Return the records in full, exactly as given.
— BEGIN DATA —
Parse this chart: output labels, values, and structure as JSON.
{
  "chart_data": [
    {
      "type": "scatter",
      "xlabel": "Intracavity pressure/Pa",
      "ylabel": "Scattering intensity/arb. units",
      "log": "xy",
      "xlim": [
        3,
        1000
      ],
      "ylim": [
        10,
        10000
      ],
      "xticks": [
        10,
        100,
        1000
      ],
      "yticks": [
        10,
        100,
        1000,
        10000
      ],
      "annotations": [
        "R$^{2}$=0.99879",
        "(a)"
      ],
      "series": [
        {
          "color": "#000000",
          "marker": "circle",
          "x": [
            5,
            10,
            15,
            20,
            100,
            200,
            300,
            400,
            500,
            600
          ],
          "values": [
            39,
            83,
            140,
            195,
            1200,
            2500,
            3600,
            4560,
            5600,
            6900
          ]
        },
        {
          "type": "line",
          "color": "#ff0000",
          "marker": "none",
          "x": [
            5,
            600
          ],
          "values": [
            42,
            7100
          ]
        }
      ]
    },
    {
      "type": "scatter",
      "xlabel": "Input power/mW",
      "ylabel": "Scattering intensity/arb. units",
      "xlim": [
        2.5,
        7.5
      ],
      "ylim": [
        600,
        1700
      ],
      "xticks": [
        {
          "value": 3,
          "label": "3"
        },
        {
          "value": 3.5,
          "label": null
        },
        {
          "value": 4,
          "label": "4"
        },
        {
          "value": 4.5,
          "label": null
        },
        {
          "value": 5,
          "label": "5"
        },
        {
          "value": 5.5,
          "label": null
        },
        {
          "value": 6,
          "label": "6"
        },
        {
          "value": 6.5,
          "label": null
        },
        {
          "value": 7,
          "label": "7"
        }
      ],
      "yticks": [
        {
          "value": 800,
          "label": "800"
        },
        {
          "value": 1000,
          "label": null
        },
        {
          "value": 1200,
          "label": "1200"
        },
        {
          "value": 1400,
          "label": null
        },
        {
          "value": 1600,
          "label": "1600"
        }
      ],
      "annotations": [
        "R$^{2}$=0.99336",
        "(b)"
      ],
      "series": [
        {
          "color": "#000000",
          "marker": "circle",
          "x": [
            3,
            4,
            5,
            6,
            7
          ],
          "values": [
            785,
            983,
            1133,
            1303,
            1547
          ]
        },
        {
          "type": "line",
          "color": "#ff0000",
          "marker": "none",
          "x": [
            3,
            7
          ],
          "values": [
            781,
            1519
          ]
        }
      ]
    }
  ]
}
— END DATA —
▶ FINAL ANSWER
Parse this chart: output labels, values, and structure as JSON.
{
  "chart_data": [
    {
      "type": "scatter",
      "xlabel": "Intracavity pressure/Pa",
      "ylabel": "Scattering intensity/arb. units",
      "log": "xy",
      "xlim": [
        3,
        1000
      ],
      "ylim": [
        10,
        10000
      ],
      "xticks": [
        10,
        100,
        1000
      ],
      "yticks": [
        10,
        100,
        1000,
        10000
      ],
      "annotations": [
        "R$^{2}$=0.99879",
        "(a)"
      ],
      "series": [
        {
          "color": "#000000",
          "marker": "circle",
          "x": [
            5,
            10,
            15,
            20,
            100,
            200,
            300,
            400,
            500,
            600
          ],
          "values": [
            39,
            83,
            140,
            195,
            1200,
            2500,
            3600,
            4560,
            5600,
            6900
          ]
        },
        {
          "type": "line",
          "color": "#ff0000",
          "marker": "none",
          "x": [
            5,
            600
          ],
          "values": [
            42,
            7100
          ]
        }
      ]
    },
    {
      "type": "scatter",
      "xlabel": "Input power/mW",
      "ylabel": "Scattering intensity/arb. units",
      "xlim": [
        2.5,
        7.5
      ],
      "ylim": [
        600,
        1700
      ],
      "xticks": [
        {
          "value": 3,
          "label": "3"
        },
        {
          "value": 3.5,
          "label": null
        },
        {
          "value": 4,
          "label": "4"
        },
        {
          "value": 4.5,
          "label": null
        },
        {
          "value": 5,
          "label": "5"
        },
        {
          "value": 5.5,
          "label": null
        },
        {
          "value": 6,
          "label": "6"
        },
        {
          "value": 6.5,
          "label": null
        },
        {
          "value": 7,
          "label": "7"
        }
      ],
      "yticks": [
        {
          "value": 800,
          "label": "800"
        },
        {
          "value": 1000,
          "label": null
        },
        {
          "value": 1200,
          "label": "1200"
        },
        {
          "value": 1400,
          "label": null
        },
        {
          "value": 1600,
          "label": "1600"
        }
      ],
      "annotations": [
        "R$^{2}$=0.99336",
        "(b)"
      ],
      "series": [
        {
          "color": "#000000",
          "marker": "circle",
          "x": [
            3,
            4,
            5,
            6,
            7
          ],
          "values": [
            785,
            983,
            1133,
            1303,
            1547
          ]
        },
        {
          "type": "line",
          "color": "#ff0000",
          "marker": "none",
          "x": [
            3,
            7
          ],
          "values": [
            781,
            1519
          ]
        }
      ]
    }
  ]
}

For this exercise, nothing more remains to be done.